What to work on
Locate every line in the records below that holds the word "JSON" and return each one.

(Data entries for graphics)
══════════
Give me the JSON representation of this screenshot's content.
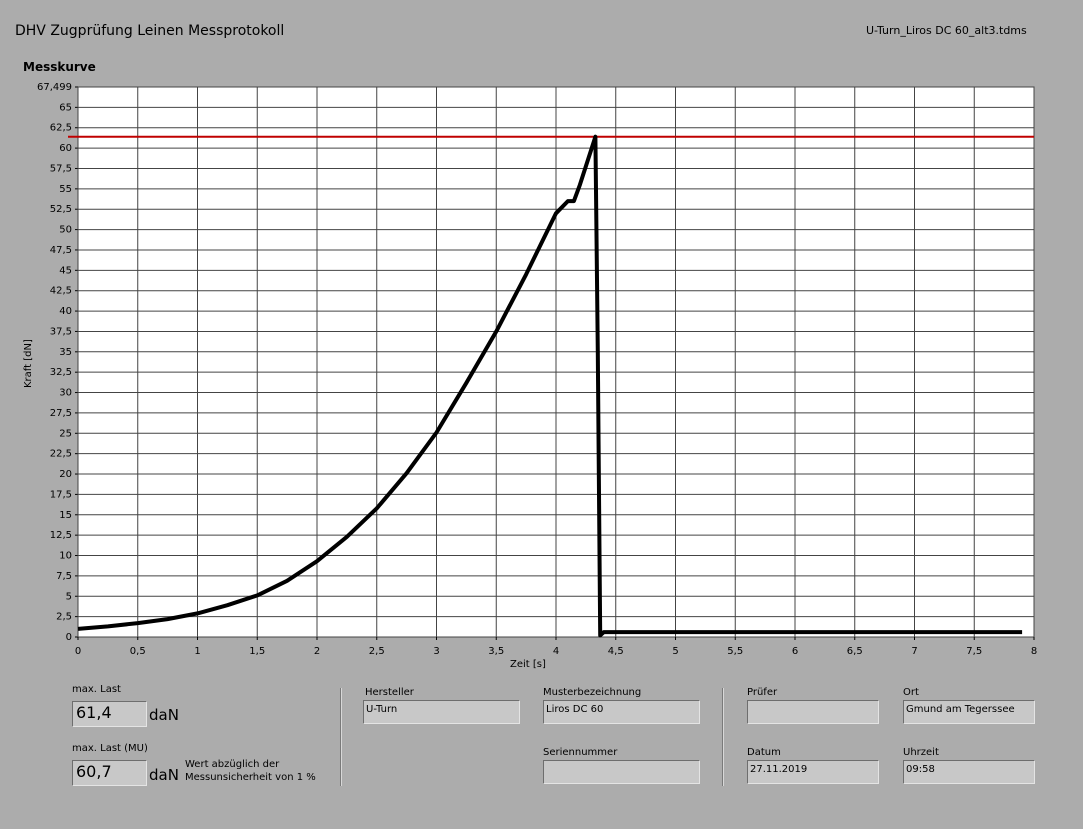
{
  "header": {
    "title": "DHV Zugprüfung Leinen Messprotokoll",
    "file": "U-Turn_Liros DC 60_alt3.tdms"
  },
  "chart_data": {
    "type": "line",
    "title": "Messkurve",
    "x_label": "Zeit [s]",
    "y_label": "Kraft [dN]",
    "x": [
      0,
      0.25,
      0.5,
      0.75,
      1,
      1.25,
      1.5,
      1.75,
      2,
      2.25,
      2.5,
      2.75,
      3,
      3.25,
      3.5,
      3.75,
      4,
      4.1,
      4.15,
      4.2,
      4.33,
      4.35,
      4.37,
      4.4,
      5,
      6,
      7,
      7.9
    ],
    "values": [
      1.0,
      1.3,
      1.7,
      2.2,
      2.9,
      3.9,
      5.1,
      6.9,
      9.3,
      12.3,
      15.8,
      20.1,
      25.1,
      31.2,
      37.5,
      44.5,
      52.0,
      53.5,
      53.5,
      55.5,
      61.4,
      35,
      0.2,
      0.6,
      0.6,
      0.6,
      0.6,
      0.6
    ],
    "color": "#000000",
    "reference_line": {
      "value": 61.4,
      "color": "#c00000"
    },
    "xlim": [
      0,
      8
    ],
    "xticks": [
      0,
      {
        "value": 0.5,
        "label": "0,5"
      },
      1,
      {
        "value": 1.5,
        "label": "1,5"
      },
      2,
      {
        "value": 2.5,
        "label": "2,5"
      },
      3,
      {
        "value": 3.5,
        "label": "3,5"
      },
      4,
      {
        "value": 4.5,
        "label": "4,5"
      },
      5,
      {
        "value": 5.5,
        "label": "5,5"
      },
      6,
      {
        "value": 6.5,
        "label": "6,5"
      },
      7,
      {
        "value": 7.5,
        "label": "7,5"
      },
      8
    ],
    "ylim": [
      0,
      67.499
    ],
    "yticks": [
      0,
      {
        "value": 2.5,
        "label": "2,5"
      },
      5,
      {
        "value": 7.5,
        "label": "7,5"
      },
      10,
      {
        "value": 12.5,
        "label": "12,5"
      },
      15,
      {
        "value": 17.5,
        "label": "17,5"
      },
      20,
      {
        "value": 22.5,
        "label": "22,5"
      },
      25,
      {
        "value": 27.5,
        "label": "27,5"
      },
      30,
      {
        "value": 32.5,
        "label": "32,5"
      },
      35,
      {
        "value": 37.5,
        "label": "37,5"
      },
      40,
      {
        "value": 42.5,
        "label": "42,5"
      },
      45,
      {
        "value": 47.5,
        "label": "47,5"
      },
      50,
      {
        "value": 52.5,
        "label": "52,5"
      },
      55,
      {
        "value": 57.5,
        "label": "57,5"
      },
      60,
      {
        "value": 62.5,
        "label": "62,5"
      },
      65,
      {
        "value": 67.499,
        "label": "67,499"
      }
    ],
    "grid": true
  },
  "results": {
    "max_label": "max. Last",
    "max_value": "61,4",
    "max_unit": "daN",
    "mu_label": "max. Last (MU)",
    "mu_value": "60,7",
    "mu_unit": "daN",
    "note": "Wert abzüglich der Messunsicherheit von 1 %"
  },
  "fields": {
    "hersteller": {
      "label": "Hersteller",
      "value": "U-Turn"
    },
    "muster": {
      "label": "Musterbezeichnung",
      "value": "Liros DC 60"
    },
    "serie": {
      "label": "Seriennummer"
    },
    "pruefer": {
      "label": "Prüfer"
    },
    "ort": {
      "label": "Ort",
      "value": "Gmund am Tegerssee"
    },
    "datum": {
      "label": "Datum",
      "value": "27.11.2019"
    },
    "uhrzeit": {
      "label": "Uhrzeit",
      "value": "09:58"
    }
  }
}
══════════
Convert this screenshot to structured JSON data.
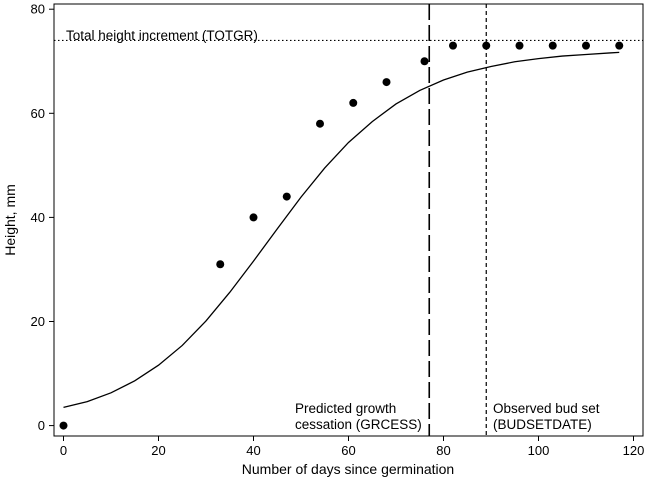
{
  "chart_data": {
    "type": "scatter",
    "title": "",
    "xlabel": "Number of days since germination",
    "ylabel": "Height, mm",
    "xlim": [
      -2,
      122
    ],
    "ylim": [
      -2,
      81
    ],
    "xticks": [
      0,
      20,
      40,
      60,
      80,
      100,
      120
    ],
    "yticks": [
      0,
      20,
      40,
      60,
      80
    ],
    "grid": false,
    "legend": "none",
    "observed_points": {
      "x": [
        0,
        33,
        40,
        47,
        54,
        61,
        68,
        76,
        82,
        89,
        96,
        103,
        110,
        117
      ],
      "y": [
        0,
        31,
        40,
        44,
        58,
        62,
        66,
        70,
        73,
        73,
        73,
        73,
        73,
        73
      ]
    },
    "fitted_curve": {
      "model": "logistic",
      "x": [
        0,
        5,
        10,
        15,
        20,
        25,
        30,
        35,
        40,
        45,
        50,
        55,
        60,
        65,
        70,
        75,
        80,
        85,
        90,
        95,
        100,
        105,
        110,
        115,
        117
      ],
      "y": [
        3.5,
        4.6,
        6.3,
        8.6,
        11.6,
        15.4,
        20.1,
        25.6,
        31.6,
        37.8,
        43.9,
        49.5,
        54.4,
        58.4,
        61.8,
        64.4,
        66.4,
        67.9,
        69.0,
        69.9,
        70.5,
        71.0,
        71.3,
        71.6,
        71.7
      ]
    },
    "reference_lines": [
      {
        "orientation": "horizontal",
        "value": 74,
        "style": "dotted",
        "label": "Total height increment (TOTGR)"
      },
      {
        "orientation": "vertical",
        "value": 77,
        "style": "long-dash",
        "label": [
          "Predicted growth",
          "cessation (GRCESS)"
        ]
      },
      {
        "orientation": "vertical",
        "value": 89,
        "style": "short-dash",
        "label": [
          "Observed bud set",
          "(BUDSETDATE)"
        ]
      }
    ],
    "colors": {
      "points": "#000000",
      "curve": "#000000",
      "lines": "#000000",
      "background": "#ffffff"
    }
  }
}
══════════
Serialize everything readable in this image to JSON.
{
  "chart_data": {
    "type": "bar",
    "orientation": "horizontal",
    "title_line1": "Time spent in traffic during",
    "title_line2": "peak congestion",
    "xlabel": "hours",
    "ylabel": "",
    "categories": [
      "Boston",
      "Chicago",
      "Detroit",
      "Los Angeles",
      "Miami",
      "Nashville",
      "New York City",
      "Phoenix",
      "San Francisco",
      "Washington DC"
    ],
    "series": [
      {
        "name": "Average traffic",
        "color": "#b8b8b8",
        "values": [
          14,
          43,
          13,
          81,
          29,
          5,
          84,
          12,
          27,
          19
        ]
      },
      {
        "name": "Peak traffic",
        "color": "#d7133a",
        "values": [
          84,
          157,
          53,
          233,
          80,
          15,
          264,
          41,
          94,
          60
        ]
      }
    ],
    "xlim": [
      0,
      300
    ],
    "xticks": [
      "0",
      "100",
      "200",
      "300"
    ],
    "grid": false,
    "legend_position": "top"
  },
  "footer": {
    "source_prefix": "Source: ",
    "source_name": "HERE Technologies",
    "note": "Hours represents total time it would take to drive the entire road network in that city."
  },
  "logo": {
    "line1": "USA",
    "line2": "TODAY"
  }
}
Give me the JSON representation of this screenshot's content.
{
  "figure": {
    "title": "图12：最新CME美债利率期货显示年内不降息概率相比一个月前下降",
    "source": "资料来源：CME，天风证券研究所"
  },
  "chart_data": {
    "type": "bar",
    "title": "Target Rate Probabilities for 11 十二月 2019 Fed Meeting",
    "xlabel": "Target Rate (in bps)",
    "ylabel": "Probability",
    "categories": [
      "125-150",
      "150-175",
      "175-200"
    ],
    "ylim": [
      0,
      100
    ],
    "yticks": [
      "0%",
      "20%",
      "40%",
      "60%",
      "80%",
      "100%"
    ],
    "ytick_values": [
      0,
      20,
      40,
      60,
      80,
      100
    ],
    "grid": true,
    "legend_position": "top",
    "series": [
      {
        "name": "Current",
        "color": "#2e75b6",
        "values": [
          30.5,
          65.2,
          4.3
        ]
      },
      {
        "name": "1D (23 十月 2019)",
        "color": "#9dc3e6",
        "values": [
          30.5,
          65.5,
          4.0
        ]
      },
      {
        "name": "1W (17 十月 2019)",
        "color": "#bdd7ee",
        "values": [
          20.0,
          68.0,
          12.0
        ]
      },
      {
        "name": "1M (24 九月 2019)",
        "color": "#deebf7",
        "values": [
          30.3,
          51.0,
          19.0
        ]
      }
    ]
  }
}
══════════
Exercise solution
Give me the JSON representation of this screenshot's content.
Convert this screenshot to structured JSON data.
Serialize everything readable in this image to JSON.
Give me the JSON representation of this screenshot's content.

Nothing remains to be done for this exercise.